======== DATA

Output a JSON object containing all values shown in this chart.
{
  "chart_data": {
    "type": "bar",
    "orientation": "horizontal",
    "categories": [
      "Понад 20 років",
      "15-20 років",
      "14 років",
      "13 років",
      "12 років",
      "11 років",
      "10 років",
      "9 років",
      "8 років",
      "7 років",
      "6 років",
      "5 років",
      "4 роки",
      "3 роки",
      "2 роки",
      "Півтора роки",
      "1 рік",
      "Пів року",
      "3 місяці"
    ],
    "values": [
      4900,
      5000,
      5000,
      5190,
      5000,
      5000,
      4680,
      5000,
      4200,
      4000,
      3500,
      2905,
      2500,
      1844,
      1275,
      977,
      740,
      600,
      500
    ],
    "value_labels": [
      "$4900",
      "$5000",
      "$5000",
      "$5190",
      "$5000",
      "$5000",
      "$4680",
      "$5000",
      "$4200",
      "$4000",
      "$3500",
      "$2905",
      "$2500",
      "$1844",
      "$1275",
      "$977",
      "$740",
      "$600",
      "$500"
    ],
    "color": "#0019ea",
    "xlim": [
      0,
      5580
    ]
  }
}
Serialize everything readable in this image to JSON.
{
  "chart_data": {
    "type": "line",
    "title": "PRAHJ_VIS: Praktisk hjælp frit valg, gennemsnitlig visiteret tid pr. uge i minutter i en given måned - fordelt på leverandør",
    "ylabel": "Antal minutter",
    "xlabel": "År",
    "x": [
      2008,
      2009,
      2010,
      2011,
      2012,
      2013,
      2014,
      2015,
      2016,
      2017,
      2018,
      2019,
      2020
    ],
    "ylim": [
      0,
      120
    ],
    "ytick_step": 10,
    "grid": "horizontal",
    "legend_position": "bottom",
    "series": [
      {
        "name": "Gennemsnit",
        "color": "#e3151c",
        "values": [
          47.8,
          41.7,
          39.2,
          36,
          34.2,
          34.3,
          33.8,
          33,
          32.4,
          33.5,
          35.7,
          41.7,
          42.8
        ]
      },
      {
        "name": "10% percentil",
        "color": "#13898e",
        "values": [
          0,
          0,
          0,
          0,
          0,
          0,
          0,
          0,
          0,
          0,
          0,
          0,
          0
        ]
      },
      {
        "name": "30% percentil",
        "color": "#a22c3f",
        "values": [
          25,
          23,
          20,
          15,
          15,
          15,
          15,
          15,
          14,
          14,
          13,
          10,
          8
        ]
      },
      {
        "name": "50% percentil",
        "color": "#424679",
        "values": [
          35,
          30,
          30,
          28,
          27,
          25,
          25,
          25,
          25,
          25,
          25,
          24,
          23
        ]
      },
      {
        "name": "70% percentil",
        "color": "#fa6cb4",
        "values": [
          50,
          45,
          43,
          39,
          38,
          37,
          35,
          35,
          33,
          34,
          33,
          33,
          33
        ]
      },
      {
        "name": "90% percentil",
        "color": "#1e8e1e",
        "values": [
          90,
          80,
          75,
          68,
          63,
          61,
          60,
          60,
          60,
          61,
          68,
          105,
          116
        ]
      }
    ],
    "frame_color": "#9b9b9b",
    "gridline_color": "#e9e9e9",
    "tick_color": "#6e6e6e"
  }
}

================

- TASK GOAL: Print the material once more, exactly.

- FINAL ANSWER:
Output a JSON object containing all values shown in this chart.
{
  "chart_data": {
    "type": "bar",
    "orientation": "horizontal",
    "categories": [
      "Понад 20 років",
      "15-20 років",
      "14 років",
      "13 років",
      "12 років",
      "11 років",
      "10 років",
      "9 років",
      "8 років",
      "7 років",
      "6 років",
      "5 років",
      "4 роки",
      "3 роки",
      "2 роки",
      "Півтора роки",
      "1 рік",
      "Пів року",
      "3 місяці"
    ],
    "values": [
      4900,
      5000,
      5000,
      5190,
      5000,
      5000,
      4680,
      5000,
      4200,
      4000,
      3500,
      2905,
      2500,
      1844,
      1275,
      977,
      740,
      600,
      500
    ],
    "value_labels": [
      "$4900",
      "$5000",
      "$5000",
      "$5190",
      "$5000",
      "$5000",
      "$4680",
      "$5000",
      "$4200",
      "$4000",
      "$3500",
      "$2905",
      "$2500",
      "$1844",
      "$1275",
      "$977",
      "$740",
      "$600",
      "$500"
    ],
    "color": "#0019ea",
    "xlim": [
      0,
      5580
    ]
  }
}
Serialize everything readable in this image to JSON.
{
  "chart_data": {
    "type": "line",
    "title": "PRAHJ_VIS: Praktisk hjælp frit valg, gennemsnitlig visiteret tid pr. uge i minutter i en given måned - fordelt på leverandør",
    "ylabel": "Antal minutter",
    "xlabel": "År",
    "x": [
      2008,
      2009,
      2010,
      2011,
      2012,
      2013,
      2014,
      2015,
      2016,
      2017,
      2018,
      2019,
      2020
    ],
    "ylim": [
      0,
      120
    ],
    "ytick_step": 10,
    "grid": "horizontal",
    "legend_position": "bottom",
    "series": [
      {
        "name": "Gennemsnit",
        "color": "#e3151c",
        "values": [
          47.8,
          41.7,
          39.2,
          36,
          34.2,
          34.3,
          33.8,
          33,
          32.4,
          33.5,
          35.7,
          41.7,
          42.8
        ]
      },
      {
        "name": "10% percentil",
        "color": "#13898e",
        "values": [
          0,
          0,
          0,
          0,
          0,
          0,
          0,
          0,
          0,
          0,
          0,
          0,
          0
        ]
      },
      {
        "name": "30% percentil",
        "color": "#a22c3f",
        "values": [
          25,
          23,
          20,
          15,
          15,
          15,
          15,
          15,
          14,
          14,
          13,
          10,
          8
        ]
      },
      {
        "name": "50% percentil",
        "color": "#424679",
        "values": [
          35,
          30,
          30,
          28,
          27,
          25,
          25,
          25,
          25,
          25,
          25,
          24,
          23
        ]
      },
      {
        "name": "70% percentil",
        "color": "#fa6cb4",
        "values": [
          50,
          45,
          43,
          39,
          38,
          37,
          35,
          35,
          33,
          34,
          33,
          33,
          33
        ]
      },
      {
        "name": "90% percentil",
        "color": "#1e8e1e",
        "values": [
          90,
          80,
          75,
          68,
          63,
          61,
          60,
          60,
          60,
          61,
          68,
          105,
          116
        ]
      }
    ],
    "frame_color": "#9b9b9b",
    "gridline_color": "#e9e9e9",
    "tick_color": "#6e6e6e"
  }
}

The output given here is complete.